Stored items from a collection
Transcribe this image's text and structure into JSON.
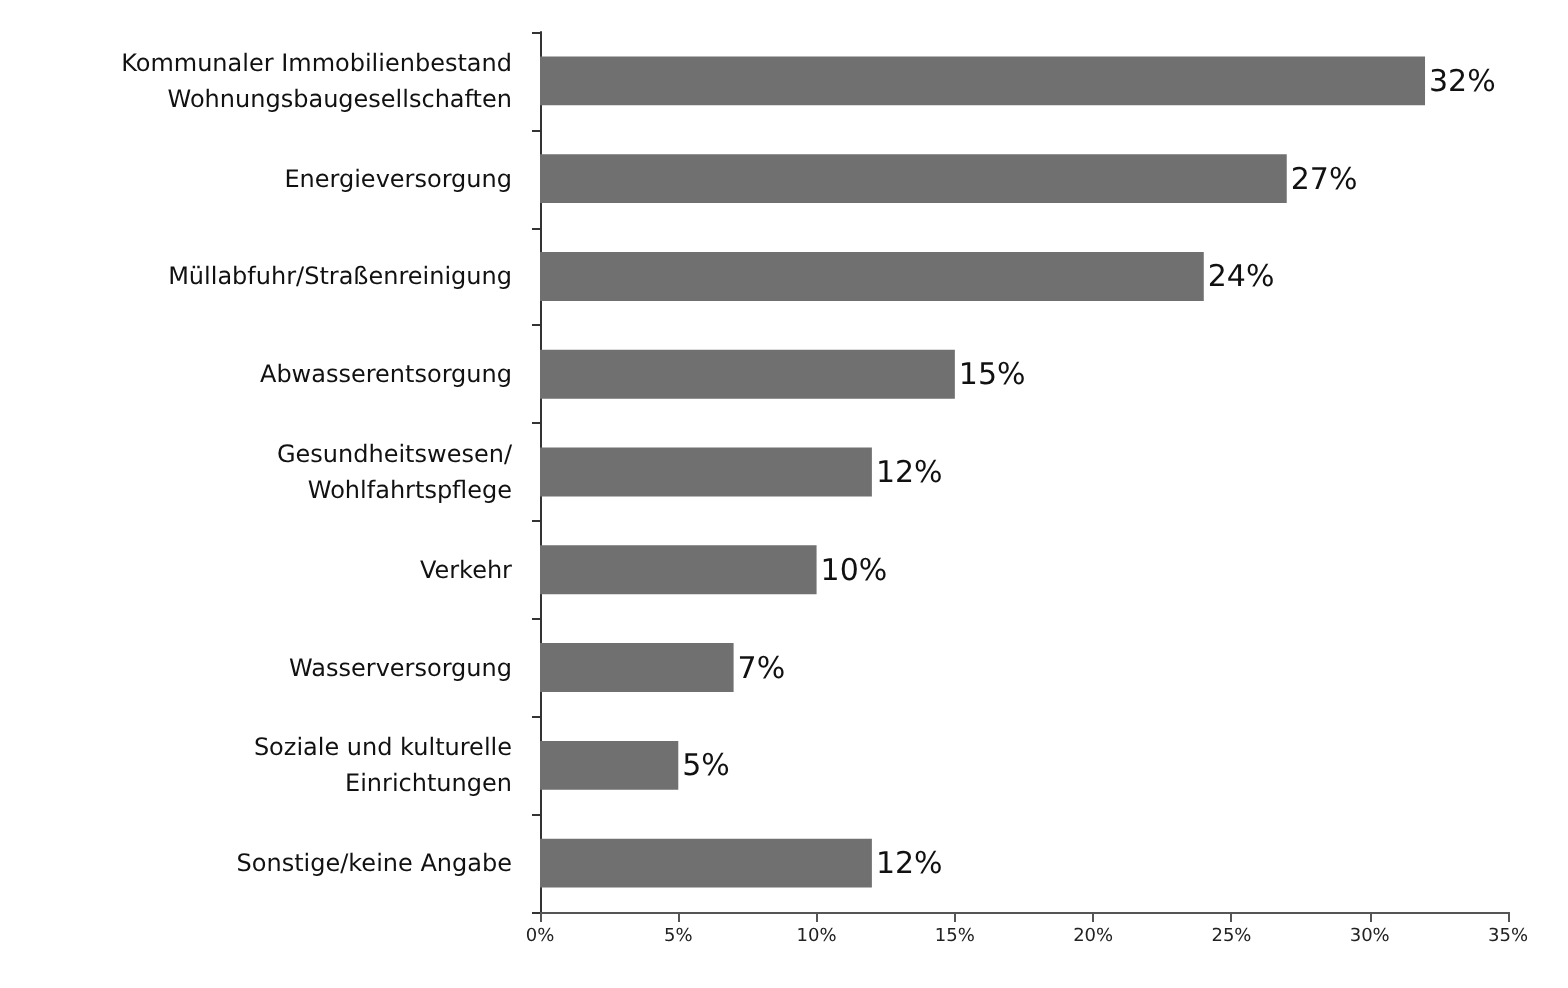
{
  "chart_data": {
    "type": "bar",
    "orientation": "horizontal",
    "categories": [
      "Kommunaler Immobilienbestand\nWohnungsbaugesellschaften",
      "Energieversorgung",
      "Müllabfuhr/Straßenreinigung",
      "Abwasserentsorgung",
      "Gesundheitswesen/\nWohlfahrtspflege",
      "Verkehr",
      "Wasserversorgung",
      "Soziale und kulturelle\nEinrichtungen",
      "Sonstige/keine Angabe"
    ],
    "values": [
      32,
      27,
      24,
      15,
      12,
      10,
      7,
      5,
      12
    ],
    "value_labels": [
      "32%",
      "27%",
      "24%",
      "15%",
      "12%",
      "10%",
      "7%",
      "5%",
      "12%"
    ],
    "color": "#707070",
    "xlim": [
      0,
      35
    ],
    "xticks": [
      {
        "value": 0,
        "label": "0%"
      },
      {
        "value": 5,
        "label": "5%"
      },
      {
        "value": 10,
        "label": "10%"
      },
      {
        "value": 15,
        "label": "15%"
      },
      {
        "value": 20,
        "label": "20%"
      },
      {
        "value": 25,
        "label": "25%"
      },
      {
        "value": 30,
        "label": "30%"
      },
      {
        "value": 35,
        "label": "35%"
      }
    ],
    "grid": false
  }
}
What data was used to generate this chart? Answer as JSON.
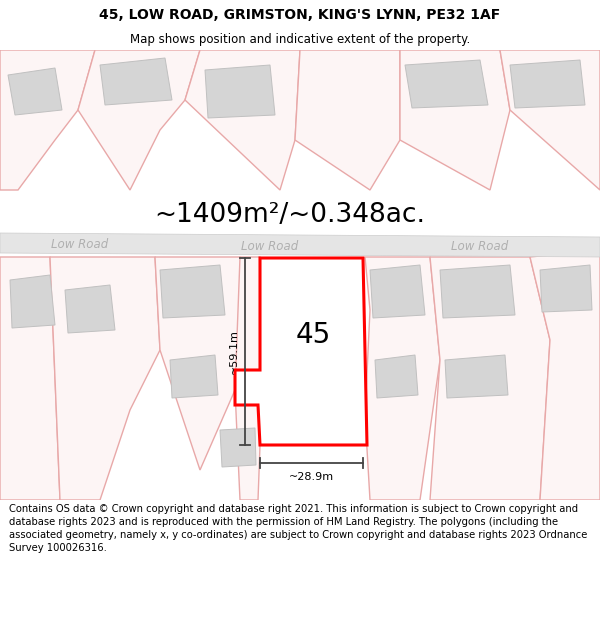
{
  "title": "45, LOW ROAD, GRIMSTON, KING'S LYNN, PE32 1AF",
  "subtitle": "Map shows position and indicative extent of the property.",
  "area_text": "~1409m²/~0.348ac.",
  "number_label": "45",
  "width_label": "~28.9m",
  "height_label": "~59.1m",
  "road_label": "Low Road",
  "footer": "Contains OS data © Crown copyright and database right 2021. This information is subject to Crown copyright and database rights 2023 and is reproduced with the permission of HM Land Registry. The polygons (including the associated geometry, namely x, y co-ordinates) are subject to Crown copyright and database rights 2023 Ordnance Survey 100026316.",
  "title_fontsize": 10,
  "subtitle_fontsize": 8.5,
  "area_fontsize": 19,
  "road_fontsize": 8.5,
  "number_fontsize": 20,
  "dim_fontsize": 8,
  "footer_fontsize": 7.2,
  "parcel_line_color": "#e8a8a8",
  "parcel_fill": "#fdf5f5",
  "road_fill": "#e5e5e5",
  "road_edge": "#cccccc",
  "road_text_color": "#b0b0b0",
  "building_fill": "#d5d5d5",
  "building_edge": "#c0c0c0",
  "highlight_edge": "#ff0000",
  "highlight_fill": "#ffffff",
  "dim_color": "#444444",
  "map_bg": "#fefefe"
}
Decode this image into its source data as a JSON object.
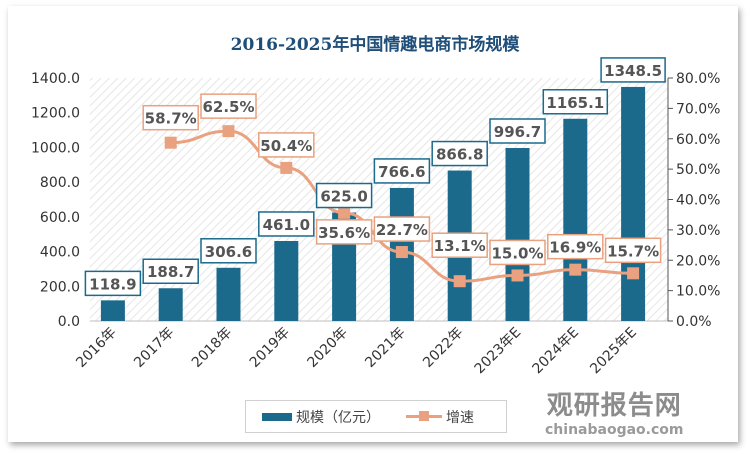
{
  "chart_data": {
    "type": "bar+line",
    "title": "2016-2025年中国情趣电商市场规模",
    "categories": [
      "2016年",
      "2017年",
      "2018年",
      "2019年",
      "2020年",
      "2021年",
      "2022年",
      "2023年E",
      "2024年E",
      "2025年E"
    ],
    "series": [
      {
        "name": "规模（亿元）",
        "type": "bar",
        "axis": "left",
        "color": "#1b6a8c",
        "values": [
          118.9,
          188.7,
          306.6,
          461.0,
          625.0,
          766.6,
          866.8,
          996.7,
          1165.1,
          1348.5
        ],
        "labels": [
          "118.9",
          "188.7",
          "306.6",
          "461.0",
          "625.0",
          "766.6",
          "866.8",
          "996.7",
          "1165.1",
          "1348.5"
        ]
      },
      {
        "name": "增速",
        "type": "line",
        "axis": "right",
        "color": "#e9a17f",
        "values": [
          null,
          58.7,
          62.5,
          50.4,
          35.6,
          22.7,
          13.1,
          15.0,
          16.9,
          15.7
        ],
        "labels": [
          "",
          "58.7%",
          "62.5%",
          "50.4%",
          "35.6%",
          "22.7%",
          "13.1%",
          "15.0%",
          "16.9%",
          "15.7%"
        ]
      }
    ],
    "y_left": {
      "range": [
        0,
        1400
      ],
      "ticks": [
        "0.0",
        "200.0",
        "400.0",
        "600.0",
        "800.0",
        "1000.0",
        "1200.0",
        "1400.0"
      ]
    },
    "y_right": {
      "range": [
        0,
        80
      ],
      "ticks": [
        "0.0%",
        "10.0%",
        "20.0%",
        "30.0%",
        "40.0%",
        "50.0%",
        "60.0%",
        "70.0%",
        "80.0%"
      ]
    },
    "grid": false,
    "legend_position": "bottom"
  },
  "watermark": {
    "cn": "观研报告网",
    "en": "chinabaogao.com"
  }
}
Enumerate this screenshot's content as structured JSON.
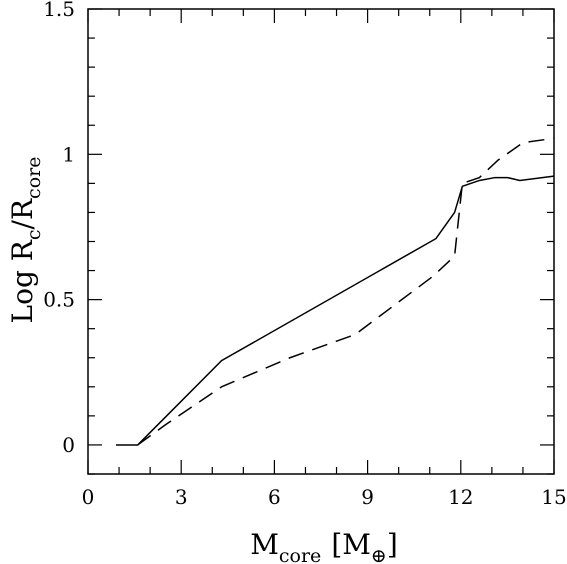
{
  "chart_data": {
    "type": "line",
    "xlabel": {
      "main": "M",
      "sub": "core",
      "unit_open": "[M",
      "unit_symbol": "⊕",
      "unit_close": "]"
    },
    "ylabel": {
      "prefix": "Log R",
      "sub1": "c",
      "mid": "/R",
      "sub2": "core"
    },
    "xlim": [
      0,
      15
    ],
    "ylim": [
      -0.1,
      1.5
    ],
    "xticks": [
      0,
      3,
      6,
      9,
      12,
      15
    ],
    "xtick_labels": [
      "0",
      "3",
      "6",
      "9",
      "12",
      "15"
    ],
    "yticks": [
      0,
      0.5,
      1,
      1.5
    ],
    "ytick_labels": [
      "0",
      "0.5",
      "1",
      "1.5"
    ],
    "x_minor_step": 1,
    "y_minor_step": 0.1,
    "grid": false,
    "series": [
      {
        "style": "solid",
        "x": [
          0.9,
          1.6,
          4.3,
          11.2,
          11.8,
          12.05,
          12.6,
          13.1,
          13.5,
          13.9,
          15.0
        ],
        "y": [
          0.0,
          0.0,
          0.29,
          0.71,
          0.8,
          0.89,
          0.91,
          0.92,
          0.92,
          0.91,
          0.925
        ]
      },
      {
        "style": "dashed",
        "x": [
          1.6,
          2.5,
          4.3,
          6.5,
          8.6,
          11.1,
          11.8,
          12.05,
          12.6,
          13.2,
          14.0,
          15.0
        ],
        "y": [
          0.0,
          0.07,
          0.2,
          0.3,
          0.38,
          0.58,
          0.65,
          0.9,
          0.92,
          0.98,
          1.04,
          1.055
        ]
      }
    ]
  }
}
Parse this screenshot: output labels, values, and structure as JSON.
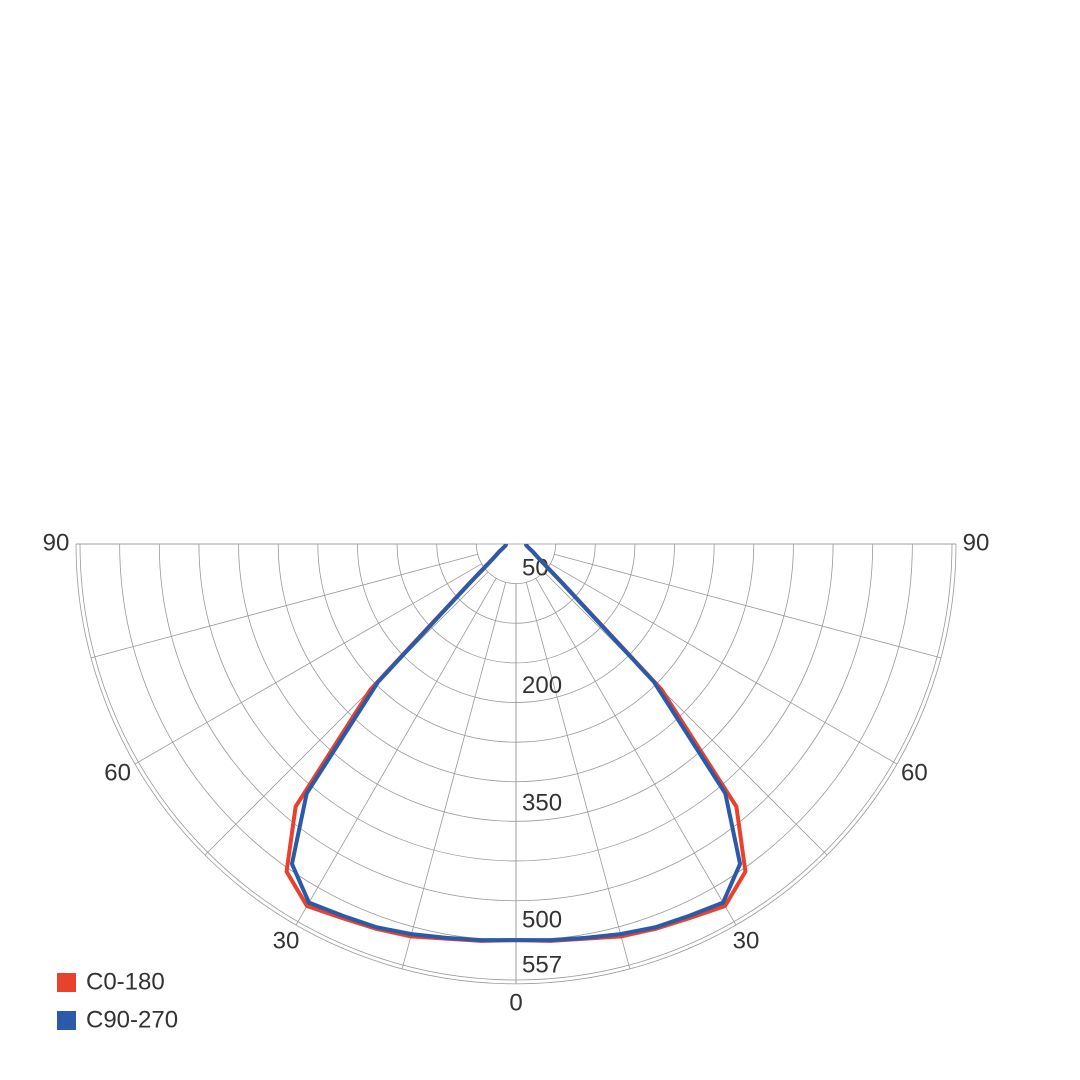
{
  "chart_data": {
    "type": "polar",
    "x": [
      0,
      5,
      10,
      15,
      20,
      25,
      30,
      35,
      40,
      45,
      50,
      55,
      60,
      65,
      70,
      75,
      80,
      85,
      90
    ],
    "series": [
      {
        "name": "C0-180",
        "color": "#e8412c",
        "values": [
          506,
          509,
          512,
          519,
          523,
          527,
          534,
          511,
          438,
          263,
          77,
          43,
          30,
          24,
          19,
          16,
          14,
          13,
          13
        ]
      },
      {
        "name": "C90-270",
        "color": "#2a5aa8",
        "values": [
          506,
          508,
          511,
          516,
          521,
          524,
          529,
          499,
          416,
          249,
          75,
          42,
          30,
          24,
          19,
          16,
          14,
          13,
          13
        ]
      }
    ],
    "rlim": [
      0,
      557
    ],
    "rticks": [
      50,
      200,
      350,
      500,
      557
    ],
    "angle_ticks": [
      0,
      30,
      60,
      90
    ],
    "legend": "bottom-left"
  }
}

#### Work to do
Pictures are not part of the copy; reproduce everything else in the records exactly.

#### Result of the exercise
Transcribe this image's text and structure into JSON.
{
  "chart_data": {
    "type": "bar",
    "orientation": "horizontal",
    "categories": [
      "Kommunaler Immobilienbestand\nWohnungsbaugesellschaften",
      "Energieversorgung",
      "Müllabfuhr/Straßenreinigung",
      "Abwasserentsorgung",
      "Gesundheitswesen/\nWohlfahrtspflege",
      "Verkehr",
      "Wasserversorgung",
      "Soziale und kulturelle\nEinrichtungen",
      "Sonstige/keine Angabe"
    ],
    "values": [
      32,
      27,
      24,
      15,
      12,
      10,
      7,
      5,
      12
    ],
    "value_labels": [
      "32%",
      "27%",
      "24%",
      "15%",
      "12%",
      "10%",
      "7%",
      "5%",
      "12%"
    ],
    "color": "#707070",
    "xlim": [
      0,
      35
    ],
    "xticks": [
      {
        "value": 0,
        "label": "0%"
      },
      {
        "value": 5,
        "label": "5%"
      },
      {
        "value": 10,
        "label": "10%"
      },
      {
        "value": 15,
        "label": "15%"
      },
      {
        "value": 20,
        "label": "20%"
      },
      {
        "value": 25,
        "label": "25%"
      },
      {
        "value": 30,
        "label": "30%"
      },
      {
        "value": 35,
        "label": "35%"
      }
    ],
    "grid": false
  }
}
What data was used to generate this chart? Answer as JSON.
{
  "title": "45, LOW ROAD, GRIMSTON, KING'S LYNN, PE32 1AF",
  "subtitle": "Map shows position and indicative extent of the property.",
  "area_text": "~1409m²/~0.348ac.",
  "number_label": "45",
  "width_label": "~28.9m",
  "height_label": "~59.1m",
  "road_label": "Low Road",
  "footer": "Contains OS data © Crown copyright and database right 2021. This information is subject to Crown copyright and database rights 2023 and is reproduced with the permission of HM Land Registry. The polygons (including the associated geometry, namely x, y co-ordinates) are subject to Crown copyright and database rights 2023 Ordnance Survey 100026316.",
  "title_fontsize": 10,
  "subtitle_fontsize": 8.5,
  "area_fontsize": 19,
  "road_fontsize": 8.5,
  "number_fontsize": 20,
  "dim_fontsize": 8,
  "footer_fontsize": 7.2,
  "parcel_line_color": "#e8a8a8",
  "parcel_fill": "#fdf5f5",
  "road_fill": "#e5e5e5",
  "road_edge": "#cccccc",
  "road_text_color": "#b0b0b0",
  "building_fill": "#d5d5d5",
  "building_edge": "#c0c0c0",
  "highlight_edge": "#ff0000",
  "highlight_fill": "#ffffff",
  "dim_color": "#444444",
  "map_bg": "#fefefe"
}
Decode this image into its source data as a JSON object.
{
  "chart_data": {
    "type": "bar+line",
    "title": "2016-2025年中国情趣电商市场规模",
    "categories": [
      "2016年",
      "2017年",
      "2018年",
      "2019年",
      "2020年",
      "2021年",
      "2022年",
      "2023年E",
      "2024年E",
      "2025年E"
    ],
    "series": [
      {
        "name": "规模（亿元）",
        "type": "bar",
        "axis": "left",
        "color": "#1b6a8c",
        "values": [
          118.9,
          188.7,
          306.6,
          461.0,
          625.0,
          766.6,
          866.8,
          996.7,
          1165.1,
          1348.5
        ],
        "labels": [
          "118.9",
          "188.7",
          "306.6",
          "461.0",
          "625.0",
          "766.6",
          "866.8",
          "996.7",
          "1165.1",
          "1348.5"
        ]
      },
      {
        "name": "增速",
        "type": "line",
        "axis": "right",
        "color": "#e9a17f",
        "values": [
          null,
          58.7,
          62.5,
          50.4,
          35.6,
          22.7,
          13.1,
          15.0,
          16.9,
          15.7
        ],
        "labels": [
          "",
          "58.7%",
          "62.5%",
          "50.4%",
          "35.6%",
          "22.7%",
          "13.1%",
          "15.0%",
          "16.9%",
          "15.7%"
        ]
      }
    ],
    "y_left": {
      "range": [
        0,
        1400
      ],
      "ticks": [
        "0.0",
        "200.0",
        "400.0",
        "600.0",
        "800.0",
        "1000.0",
        "1200.0",
        "1400.0"
      ]
    },
    "y_right": {
      "range": [
        0,
        80
      ],
      "ticks": [
        "0.0%",
        "10.0%",
        "20.0%",
        "30.0%",
        "40.0%",
        "50.0%",
        "60.0%",
        "70.0%",
        "80.0%"
      ]
    },
    "grid": false,
    "legend_position": "bottom"
  },
  "watermark": {
    "cn": "观研报告网",
    "en": "chinabaogao.com"
  }
}
Enumerate this screenshot's content as structured JSON.
{
  "chart_data": {
    "type": "line",
    "xlabel": {
      "main": "M",
      "sub": "core",
      "unit_open": "[M",
      "unit_symbol": "⊕",
      "unit_close": "]"
    },
    "ylabel": {
      "prefix": "Log R",
      "sub1": "c",
      "mid": "/R",
      "sub2": "core"
    },
    "xlim": [
      0,
      15
    ],
    "ylim": [
      -0.1,
      1.5
    ],
    "xticks": [
      0,
      3,
      6,
      9,
      12,
      15
    ],
    "xtick_labels": [
      "0",
      "3",
      "6",
      "9",
      "12",
      "15"
    ],
    "yticks": [
      0,
      0.5,
      1,
      1.5
    ],
    "ytick_labels": [
      "0",
      "0.5",
      "1",
      "1.5"
    ],
    "x_minor_step": 1,
    "y_minor_step": 0.1,
    "grid": false,
    "series": [
      {
        "style": "solid",
        "x": [
          0.9,
          1.6,
          4.3,
          11.2,
          11.8,
          12.05,
          12.6,
          13.1,
          13.5,
          13.9,
          15.0
        ],
        "y": [
          0.0,
          0.0,
          0.29,
          0.71,
          0.8,
          0.89,
          0.91,
          0.92,
          0.92,
          0.91,
          0.925
        ]
      },
      {
        "style": "dashed",
        "x": [
          1.6,
          2.5,
          4.3,
          6.5,
          8.6,
          11.1,
          11.8,
          12.05,
          12.6,
          13.2,
          14.0,
          15.0
        ],
        "y": [
          0.0,
          0.07,
          0.2,
          0.3,
          0.38,
          0.58,
          0.65,
          0.9,
          0.92,
          0.98,
          1.04,
          1.055
        ]
      }
    ]
  }
}
Parse this screenshot: output labels, values, and structure as JSON.
{
  "chart_data": {
    "type": "polar",
    "x": [
      0,
      5,
      10,
      15,
      20,
      25,
      30,
      35,
      40,
      45,
      50,
      55,
      60,
      65,
      70,
      75,
      80,
      85,
      90
    ],
    "series": [
      {
        "name": "C0-180",
        "color": "#e8412c",
        "values": [
          506,
          509,
          512,
          519,
          523,
          527,
          534,
          511,
          438,
          263,
          77,
          43,
          30,
          24,
          19,
          16,
          14,
          13,
          13
        ]
      },
      {
        "name": "C90-270",
        "color": "#2a5aa8",
        "values": [
          506,
          508,
          511,
          516,
          521,
          524,
          529,
          499,
          416,
          249,
          75,
          42,
          30,
          24,
          19,
          16,
          14,
          13,
          13
        ]
      }
    ],
    "rlim": [
      0,
      557
    ],
    "rticks": [
      50,
      200,
      350,
      500,
      557
    ],
    "angle_ticks": [
      0,
      30,
      60,
      90
    ],
    "legend": "bottom-left"
  }
}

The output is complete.